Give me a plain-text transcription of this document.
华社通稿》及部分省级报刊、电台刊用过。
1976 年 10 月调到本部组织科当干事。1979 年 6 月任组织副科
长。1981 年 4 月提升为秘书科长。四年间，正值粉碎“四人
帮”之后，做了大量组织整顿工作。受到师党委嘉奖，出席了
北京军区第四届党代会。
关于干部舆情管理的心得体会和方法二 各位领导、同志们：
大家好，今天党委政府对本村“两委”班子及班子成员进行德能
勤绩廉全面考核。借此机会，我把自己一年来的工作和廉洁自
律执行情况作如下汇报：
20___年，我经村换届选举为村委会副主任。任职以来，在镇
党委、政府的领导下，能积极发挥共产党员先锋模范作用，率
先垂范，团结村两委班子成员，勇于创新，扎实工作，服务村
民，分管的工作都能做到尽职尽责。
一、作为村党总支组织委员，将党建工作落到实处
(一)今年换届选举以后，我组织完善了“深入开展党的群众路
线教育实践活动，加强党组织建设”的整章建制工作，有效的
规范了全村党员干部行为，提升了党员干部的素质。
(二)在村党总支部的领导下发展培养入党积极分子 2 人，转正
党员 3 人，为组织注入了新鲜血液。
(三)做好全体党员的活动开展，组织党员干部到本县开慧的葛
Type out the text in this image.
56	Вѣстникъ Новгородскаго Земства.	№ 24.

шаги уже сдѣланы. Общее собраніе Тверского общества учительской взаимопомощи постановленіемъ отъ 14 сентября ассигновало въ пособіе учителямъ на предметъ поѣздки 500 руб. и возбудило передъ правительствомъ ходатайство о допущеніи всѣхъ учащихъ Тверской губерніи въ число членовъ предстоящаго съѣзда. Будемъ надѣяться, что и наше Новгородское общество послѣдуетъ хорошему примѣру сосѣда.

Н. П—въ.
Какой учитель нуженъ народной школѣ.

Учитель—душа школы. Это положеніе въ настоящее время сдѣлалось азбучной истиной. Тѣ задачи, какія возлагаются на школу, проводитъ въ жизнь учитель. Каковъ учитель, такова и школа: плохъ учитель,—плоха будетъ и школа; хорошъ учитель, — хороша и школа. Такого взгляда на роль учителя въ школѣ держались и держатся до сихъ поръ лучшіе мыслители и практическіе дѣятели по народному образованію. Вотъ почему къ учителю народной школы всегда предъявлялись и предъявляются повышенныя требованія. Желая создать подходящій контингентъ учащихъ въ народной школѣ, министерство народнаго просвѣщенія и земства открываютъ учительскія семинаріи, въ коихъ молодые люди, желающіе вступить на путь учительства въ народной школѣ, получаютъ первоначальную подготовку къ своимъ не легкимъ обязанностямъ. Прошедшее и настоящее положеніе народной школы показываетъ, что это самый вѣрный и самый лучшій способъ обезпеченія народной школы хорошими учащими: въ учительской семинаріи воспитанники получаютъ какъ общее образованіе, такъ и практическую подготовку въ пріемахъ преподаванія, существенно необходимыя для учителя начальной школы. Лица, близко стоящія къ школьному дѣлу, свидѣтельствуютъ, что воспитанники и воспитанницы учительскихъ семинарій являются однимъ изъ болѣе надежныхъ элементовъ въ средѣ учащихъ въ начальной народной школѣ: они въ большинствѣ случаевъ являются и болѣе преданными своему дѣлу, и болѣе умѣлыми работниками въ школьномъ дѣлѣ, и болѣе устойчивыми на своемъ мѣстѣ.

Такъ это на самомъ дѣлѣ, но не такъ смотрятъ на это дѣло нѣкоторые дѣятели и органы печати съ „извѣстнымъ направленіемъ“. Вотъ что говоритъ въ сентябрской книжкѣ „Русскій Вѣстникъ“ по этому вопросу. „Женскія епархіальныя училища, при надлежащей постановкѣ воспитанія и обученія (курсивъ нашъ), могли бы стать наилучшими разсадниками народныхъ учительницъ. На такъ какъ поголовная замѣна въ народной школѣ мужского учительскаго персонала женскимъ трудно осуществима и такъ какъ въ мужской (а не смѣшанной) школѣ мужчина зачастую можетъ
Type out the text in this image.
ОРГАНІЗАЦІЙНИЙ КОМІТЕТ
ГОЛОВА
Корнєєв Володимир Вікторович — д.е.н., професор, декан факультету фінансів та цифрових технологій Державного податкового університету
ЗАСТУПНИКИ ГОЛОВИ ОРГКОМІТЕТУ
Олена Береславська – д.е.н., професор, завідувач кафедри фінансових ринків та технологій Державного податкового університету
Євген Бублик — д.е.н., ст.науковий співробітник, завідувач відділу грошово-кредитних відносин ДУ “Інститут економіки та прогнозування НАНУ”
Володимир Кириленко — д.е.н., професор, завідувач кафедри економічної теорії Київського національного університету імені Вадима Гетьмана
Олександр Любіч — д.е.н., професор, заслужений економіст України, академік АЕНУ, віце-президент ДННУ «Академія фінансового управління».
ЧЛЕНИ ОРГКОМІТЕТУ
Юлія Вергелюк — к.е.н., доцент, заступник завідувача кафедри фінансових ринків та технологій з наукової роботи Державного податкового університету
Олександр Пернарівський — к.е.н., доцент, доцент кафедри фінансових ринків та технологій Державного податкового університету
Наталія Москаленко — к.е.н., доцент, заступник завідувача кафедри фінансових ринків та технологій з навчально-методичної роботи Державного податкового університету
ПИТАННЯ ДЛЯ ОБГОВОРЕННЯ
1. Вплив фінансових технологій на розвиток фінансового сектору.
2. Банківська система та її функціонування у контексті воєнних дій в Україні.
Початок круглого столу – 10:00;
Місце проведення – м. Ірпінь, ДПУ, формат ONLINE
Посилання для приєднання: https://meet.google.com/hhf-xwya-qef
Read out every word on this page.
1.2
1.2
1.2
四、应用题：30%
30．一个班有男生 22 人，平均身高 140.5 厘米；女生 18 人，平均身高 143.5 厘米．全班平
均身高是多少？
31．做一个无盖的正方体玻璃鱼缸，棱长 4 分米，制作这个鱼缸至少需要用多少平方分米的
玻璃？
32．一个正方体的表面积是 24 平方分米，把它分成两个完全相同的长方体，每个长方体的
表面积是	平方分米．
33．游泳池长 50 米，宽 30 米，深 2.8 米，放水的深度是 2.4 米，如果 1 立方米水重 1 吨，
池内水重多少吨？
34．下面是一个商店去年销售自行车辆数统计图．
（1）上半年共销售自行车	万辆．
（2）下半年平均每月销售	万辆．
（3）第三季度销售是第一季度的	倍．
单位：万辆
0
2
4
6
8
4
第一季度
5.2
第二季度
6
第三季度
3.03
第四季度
-.-.-
What the exercise asks:
Of all the lines in the listing above, how many include "this"? Write only the number.

Solved exercise:
4